▶ EXERCISE DESCRIPTION
Determine how many lines contain the string "body", then reply with that figure only.

▶ DATASET CONTENT
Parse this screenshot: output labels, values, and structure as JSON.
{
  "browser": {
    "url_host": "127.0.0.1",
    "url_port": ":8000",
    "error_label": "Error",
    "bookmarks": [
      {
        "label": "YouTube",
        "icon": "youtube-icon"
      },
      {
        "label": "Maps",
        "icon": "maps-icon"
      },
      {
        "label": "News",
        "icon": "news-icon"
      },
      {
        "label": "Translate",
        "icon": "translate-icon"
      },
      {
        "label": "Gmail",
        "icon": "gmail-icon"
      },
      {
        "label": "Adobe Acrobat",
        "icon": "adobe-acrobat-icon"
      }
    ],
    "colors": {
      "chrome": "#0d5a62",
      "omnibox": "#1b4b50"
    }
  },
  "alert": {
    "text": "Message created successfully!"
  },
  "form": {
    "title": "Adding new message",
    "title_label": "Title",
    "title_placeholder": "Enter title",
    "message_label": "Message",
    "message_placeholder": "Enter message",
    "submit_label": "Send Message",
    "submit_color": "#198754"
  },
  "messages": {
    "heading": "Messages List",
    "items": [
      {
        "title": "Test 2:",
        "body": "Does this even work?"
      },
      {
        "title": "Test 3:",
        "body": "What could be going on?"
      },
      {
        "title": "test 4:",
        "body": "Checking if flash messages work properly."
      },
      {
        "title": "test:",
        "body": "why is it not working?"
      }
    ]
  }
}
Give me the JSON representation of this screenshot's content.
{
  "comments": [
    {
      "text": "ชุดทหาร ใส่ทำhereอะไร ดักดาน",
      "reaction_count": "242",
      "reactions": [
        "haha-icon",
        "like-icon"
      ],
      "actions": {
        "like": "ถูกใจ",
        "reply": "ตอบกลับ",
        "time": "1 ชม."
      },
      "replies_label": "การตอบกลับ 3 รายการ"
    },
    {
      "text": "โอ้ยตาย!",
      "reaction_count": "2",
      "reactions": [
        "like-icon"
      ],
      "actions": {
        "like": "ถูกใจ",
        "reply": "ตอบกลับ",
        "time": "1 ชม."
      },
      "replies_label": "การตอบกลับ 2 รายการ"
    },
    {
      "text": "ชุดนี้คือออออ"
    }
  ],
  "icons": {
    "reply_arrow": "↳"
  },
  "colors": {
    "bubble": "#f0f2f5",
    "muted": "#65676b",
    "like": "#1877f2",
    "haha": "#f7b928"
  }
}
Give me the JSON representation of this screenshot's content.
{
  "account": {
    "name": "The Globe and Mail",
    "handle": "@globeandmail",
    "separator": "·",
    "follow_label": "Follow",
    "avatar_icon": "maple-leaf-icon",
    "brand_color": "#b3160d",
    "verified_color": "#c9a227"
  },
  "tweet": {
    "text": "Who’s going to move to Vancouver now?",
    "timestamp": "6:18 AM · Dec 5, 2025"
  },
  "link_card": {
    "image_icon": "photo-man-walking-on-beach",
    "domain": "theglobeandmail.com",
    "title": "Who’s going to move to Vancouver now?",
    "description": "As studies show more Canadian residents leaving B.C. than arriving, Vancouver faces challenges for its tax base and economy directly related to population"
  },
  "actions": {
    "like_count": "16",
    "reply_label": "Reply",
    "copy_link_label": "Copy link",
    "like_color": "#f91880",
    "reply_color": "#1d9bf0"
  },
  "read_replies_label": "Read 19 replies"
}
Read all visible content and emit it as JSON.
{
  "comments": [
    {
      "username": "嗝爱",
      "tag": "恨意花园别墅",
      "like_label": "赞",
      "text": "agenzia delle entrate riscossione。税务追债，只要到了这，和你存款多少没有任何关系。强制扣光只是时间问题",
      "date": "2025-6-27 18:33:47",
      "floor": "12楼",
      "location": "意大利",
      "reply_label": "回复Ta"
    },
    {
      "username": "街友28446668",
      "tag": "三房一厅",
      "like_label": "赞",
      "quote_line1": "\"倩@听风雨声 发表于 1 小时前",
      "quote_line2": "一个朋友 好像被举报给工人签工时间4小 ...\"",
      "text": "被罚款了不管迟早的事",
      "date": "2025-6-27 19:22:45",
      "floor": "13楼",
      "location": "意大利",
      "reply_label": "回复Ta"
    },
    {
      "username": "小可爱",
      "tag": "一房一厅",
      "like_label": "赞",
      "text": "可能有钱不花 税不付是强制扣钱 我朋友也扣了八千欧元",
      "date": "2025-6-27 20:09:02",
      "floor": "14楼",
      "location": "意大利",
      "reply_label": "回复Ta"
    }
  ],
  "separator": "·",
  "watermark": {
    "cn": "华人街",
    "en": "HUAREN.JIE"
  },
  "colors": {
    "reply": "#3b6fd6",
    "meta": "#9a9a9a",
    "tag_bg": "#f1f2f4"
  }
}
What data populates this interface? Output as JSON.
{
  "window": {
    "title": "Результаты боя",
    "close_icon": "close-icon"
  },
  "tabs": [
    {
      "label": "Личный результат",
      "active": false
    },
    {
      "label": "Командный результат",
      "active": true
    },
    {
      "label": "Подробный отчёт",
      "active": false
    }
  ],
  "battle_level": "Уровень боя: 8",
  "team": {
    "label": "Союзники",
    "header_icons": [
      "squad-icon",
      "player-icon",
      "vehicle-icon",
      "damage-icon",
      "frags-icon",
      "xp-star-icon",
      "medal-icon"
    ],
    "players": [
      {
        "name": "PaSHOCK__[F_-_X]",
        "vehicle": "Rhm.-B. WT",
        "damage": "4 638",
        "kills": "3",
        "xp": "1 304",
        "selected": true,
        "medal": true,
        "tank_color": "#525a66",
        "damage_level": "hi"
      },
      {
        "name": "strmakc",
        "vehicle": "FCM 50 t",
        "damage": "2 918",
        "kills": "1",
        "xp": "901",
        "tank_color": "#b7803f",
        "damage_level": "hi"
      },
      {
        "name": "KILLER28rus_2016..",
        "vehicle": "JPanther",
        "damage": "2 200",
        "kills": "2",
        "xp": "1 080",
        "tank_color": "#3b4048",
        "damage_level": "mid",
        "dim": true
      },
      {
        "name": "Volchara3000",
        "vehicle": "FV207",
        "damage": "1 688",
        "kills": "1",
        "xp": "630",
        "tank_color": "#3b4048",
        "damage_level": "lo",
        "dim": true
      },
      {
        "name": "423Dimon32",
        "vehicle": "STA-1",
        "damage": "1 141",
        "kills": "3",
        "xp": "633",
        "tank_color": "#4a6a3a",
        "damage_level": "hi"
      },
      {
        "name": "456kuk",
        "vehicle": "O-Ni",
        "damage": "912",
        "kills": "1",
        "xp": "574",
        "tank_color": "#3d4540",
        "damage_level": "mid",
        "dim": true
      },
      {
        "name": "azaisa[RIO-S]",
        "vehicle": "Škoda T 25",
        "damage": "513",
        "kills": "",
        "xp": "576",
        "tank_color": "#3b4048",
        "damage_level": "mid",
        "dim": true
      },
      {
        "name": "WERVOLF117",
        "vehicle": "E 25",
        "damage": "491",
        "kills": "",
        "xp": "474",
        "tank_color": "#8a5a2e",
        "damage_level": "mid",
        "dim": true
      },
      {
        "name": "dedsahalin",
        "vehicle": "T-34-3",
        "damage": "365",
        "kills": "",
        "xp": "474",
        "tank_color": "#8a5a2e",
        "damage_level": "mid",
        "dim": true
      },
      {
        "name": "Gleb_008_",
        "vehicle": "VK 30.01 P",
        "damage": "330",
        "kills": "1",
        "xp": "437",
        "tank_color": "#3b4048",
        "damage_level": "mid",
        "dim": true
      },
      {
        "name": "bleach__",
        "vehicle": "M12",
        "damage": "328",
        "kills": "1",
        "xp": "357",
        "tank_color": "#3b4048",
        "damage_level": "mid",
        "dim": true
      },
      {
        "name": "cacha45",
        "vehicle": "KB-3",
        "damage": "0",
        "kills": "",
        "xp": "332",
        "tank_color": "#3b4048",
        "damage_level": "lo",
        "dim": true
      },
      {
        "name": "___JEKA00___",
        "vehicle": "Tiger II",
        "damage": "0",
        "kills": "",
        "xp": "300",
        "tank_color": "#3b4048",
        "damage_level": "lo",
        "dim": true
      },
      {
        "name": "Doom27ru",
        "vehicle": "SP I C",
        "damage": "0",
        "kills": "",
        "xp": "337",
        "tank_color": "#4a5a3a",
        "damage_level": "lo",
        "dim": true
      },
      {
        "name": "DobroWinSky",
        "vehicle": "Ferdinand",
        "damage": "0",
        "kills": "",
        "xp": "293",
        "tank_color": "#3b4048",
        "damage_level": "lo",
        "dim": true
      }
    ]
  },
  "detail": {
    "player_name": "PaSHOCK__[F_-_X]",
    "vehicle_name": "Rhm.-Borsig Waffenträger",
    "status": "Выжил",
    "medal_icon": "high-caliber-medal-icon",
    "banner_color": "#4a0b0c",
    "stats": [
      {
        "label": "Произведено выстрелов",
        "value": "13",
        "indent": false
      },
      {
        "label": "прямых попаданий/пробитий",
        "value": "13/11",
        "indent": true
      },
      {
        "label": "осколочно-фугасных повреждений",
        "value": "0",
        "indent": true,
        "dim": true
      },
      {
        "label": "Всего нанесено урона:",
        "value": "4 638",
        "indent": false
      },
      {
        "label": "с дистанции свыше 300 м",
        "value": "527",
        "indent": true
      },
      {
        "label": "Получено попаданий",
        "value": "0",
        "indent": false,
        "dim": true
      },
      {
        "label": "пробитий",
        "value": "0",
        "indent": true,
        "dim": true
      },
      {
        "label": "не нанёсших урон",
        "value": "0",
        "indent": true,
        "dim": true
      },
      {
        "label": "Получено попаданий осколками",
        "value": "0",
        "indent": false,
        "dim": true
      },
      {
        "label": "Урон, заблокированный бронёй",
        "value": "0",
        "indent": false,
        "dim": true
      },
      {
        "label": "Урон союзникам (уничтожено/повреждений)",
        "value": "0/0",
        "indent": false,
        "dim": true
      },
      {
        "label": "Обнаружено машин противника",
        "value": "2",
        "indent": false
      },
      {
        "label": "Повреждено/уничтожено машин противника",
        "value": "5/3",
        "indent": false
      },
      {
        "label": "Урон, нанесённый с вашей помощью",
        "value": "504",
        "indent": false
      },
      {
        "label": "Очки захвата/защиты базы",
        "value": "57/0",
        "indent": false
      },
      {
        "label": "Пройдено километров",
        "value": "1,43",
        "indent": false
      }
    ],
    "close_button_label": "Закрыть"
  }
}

▶ EXERCISE SOLUTION
4